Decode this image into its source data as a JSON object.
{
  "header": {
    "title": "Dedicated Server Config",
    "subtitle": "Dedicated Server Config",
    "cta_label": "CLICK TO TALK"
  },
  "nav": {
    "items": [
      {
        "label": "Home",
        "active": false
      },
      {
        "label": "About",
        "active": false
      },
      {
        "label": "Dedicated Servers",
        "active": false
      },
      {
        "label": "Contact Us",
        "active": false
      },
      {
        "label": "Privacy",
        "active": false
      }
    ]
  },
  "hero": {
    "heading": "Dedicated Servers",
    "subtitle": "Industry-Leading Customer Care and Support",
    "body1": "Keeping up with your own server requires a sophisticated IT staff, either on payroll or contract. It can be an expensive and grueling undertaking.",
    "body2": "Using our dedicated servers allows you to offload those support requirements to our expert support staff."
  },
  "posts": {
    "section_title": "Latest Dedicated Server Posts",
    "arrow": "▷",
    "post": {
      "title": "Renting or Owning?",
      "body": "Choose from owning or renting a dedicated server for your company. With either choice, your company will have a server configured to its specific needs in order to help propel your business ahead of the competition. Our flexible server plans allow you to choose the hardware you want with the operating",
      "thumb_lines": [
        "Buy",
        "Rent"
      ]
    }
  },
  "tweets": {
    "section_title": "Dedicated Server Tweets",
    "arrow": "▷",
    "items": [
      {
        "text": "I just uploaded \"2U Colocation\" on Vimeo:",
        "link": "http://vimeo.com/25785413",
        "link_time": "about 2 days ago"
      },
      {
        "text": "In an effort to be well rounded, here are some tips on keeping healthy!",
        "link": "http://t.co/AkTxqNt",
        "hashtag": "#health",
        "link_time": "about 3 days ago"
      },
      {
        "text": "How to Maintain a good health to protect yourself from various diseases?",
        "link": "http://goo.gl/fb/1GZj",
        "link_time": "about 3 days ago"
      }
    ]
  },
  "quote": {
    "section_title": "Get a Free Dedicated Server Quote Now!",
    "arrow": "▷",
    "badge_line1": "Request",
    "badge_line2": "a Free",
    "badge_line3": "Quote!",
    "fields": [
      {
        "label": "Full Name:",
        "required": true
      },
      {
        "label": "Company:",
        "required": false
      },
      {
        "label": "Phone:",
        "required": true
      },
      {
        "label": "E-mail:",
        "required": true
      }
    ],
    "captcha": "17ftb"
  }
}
***
Problem requirements: The entries above should be repeated exactly, every one of them.

Expected output:
Decode this image into its source data as a JSON object.
{
  "header": {
    "title": "Dedicated Server Config",
    "subtitle": "Dedicated Server Config",
    "cta_label": "CLICK TO TALK"
  },
  "nav": {
    "items": [
      {
        "label": "Home",
        "active": false
      },
      {
        "label": "About",
        "active": false
      },
      {
        "label": "Dedicated Servers",
        "active": false
      },
      {
        "label": "Contact Us",
        "active": false
      },
      {
        "label": "Privacy",
        "active": false
      }
    ]
  },
  "hero": {
    "heading": "Dedicated Servers",
    "subtitle": "Industry-Leading Customer Care and Support",
    "body1": "Keeping up with your own server requires a sophisticated IT staff, either on payroll or contract. It can be an expensive and grueling undertaking.",
    "body2": "Using our dedicated servers allows you to offload those support requirements to our expert support staff."
  },
  "posts": {
    "section_title": "Latest Dedicated Server Posts",
    "arrow": "▷",
    "post": {
      "title": "Renting or Owning?",
      "body": "Choose from owning or renting a dedicated server for your company. With either choice, your company will have a server configured to its specific needs in order to help propel your business ahead of the competition. Our flexible server plans allow you to choose the hardware you want with the operating",
      "thumb_lines": [
        "Buy",
        "Rent"
      ]
    }
  },
  "tweets": {
    "section_title": "Dedicated Server Tweets",
    "arrow": "▷",
    "items": [
      {
        "text": "I just uploaded \"2U Colocation\" on Vimeo:",
        "link": "http://vimeo.com/25785413",
        "link_time": "about 2 days ago"
      },
      {
        "text": "In an effort to be well rounded, here are some tips on keeping healthy!",
        "link": "http://t.co/AkTxqNt",
        "hashtag": "#health",
        "link_time": "about 3 days ago"
      },
      {
        "text": "How to Maintain a good health to protect yourself from various diseases?",
        "link": "http://goo.gl/fb/1GZj",
        "link_time": "about 3 days ago"
      }
    ]
  },
  "quote": {
    "section_title": "Get a Free Dedicated Server Quote Now!",
    "arrow": "▷",
    "badge_line1": "Request",
    "badge_line2": "a Free",
    "badge_line3": "Quote!",
    "fields": [
      {
        "label": "Full Name:",
        "required": true
      },
      {
        "label": "Company:",
        "required": false
      },
      {
        "label": "Phone:",
        "required": true
      },
      {
        "label": "E-mail:",
        "required": true
      }
    ],
    "captcha": "17ftb"
  }
}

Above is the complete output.